> _GIVEN EXERCISE_: Leave out every picture, then transcribe the rest of the listing exactly.

==============================

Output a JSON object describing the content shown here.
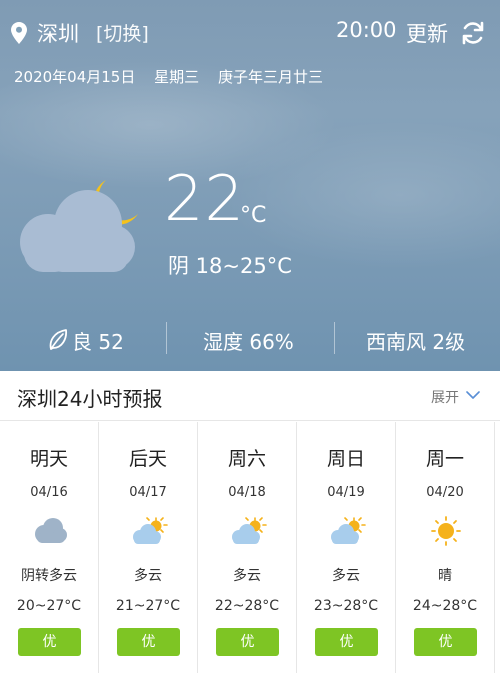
{
  "header": {
    "city": "深圳",
    "switch_label": "[切换]",
    "time": "20:00",
    "update_label": "更新"
  },
  "dateline": {
    "date": "2020年04月15日",
    "weekday": "星期三",
    "lunar": "庚子年三月廿三"
  },
  "current": {
    "icon": "cloud-moon-icon",
    "temperature": "22",
    "unit": "°C",
    "condition": "阴 18~25°C"
  },
  "stats": {
    "air_quality": "良 52",
    "humidity": "湿度 66%",
    "wind": "西南风 2级"
  },
  "forecast": {
    "title": "深圳24小时预报",
    "expand_label": "展开",
    "days": [
      {
        "name": "明天",
        "date": "04/16",
        "icon": "cloudy-icon",
        "desc": "阴转多云",
        "temp": "20~27°C",
        "aqi": "优"
      },
      {
        "name": "后天",
        "date": "04/17",
        "icon": "partly-cloudy-icon",
        "desc": "多云",
        "temp": "21~27°C",
        "aqi": "优"
      },
      {
        "name": "周六",
        "date": "04/18",
        "icon": "partly-cloudy-icon",
        "desc": "多云",
        "temp": "22~28°C",
        "aqi": "优"
      },
      {
        "name": "周日",
        "date": "04/19",
        "icon": "partly-cloudy-icon",
        "desc": "多云",
        "temp": "23~28°C",
        "aqi": "优"
      },
      {
        "name": "周一",
        "date": "04/20",
        "icon": "sunny-icon",
        "desc": "晴",
        "temp": "24~28°C",
        "aqi": "优"
      }
    ]
  },
  "colors": {
    "sky": "#7f9bb4",
    "aqi_good": "#7ec524",
    "sun": "#f5b21b",
    "cloud": "#a8c8e8"
  }
}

==============================

> _OUTPUT OF THE EXERCISE_:
Output a JSON object describing the content shown here.
{
  "header": {
    "city": "深圳",
    "switch_label": "[切换]",
    "time": "20:00",
    "update_label": "更新"
  },
  "dateline": {
    "date": "2020年04月15日",
    "weekday": "星期三",
    "lunar": "庚子年三月廿三"
  },
  "current": {
    "icon": "cloud-moon-icon",
    "temperature": "22",
    "unit": "°C",
    "condition": "阴 18~25°C"
  },
  "stats": {
    "air_quality": "良 52",
    "humidity": "湿度 66%",
    "wind": "西南风 2级"
  },
  "forecast": {
    "title": "深圳24小时预报",
    "expand_label": "展开",
    "days": [
      {
        "name": "明天",
        "date": "04/16",
        "icon": "cloudy-icon",
        "desc": "阴转多云",
        "temp": "20~27°C",
        "aqi": "优"
      },
      {
        "name": "后天",
        "date": "04/17",
        "icon": "partly-cloudy-icon",
        "desc": "多云",
        "temp": "21~27°C",
        "aqi": "优"
      },
      {
        "name": "周六",
        "date": "04/18",
        "icon": "partly-cloudy-icon",
        "desc": "多云",
        "temp": "22~28°C",
        "aqi": "优"
      },
      {
        "name": "周日",
        "date": "04/19",
        "icon": "partly-cloudy-icon",
        "desc": "多云",
        "temp": "23~28°C",
        "aqi": "优"
      },
      {
        "name": "周一",
        "date": "04/20",
        "icon": "sunny-icon",
        "desc": "晴",
        "temp": "24~28°C",
        "aqi": "优"
      }
    ]
  },
  "colors": {
    "sky": "#7f9bb4",
    "aqi_good": "#7ec524",
    "sun": "#f5b21b",
    "cloud": "#a8c8e8"
  }
}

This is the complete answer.